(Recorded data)
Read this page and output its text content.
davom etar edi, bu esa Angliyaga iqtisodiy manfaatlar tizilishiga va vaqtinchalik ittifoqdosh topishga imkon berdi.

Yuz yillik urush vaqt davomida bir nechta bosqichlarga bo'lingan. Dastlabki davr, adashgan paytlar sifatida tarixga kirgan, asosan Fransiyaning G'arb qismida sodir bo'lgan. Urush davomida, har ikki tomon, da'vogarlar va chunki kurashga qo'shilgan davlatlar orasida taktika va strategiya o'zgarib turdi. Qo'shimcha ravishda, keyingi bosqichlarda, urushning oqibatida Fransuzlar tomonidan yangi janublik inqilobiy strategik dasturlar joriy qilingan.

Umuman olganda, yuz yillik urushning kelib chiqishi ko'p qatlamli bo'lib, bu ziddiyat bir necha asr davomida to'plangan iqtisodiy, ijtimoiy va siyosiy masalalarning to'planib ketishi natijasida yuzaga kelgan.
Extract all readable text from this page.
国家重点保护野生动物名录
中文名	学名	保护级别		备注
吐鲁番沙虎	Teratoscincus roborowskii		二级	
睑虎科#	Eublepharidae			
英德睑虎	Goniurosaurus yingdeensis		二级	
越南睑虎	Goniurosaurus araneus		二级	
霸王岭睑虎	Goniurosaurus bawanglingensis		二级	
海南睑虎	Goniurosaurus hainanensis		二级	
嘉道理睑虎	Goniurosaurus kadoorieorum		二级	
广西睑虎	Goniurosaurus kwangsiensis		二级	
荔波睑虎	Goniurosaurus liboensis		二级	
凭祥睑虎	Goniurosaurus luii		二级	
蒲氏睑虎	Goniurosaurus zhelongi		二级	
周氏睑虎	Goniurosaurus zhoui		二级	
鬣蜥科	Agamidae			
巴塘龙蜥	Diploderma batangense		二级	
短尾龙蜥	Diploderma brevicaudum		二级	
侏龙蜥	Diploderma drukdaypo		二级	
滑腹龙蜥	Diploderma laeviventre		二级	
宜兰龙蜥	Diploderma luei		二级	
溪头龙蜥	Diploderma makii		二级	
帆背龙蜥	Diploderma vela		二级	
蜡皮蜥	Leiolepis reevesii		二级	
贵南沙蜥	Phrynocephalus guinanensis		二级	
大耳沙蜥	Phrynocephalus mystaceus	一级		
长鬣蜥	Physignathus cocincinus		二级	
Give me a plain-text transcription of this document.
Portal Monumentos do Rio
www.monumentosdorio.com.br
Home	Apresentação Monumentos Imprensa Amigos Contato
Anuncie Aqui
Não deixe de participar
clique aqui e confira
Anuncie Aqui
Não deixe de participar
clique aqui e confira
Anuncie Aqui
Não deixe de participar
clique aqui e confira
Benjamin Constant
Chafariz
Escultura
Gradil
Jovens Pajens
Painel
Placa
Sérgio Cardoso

■ What the exercise asks:
Write out every line of the listing that holds the word "Goniurosaurus".

■ Answer in full:
英德睑虎	Goniurosaurus yingdeensis		二级	
越南睑虎	Goniurosaurus araneus		二级	
霸王岭睑虎	Goniurosaurus bawanglingensis		二级	
海南睑虎	Goniurosaurus hainanensis		二级	
嘉道理睑虎	Goniurosaurus kadoorieorum		二级	
广西睑虎	Goniurosaurus kwangsiensis		二级	
荔波睑虎	Goniurosaurus liboensis		二级	
凭祥睑虎	Goniurosaurus luii		二级	
蒲氏睑虎	Goniurosaurus zhelongi		二级	
周氏睑虎	Goniurosaurus zhoui		二级	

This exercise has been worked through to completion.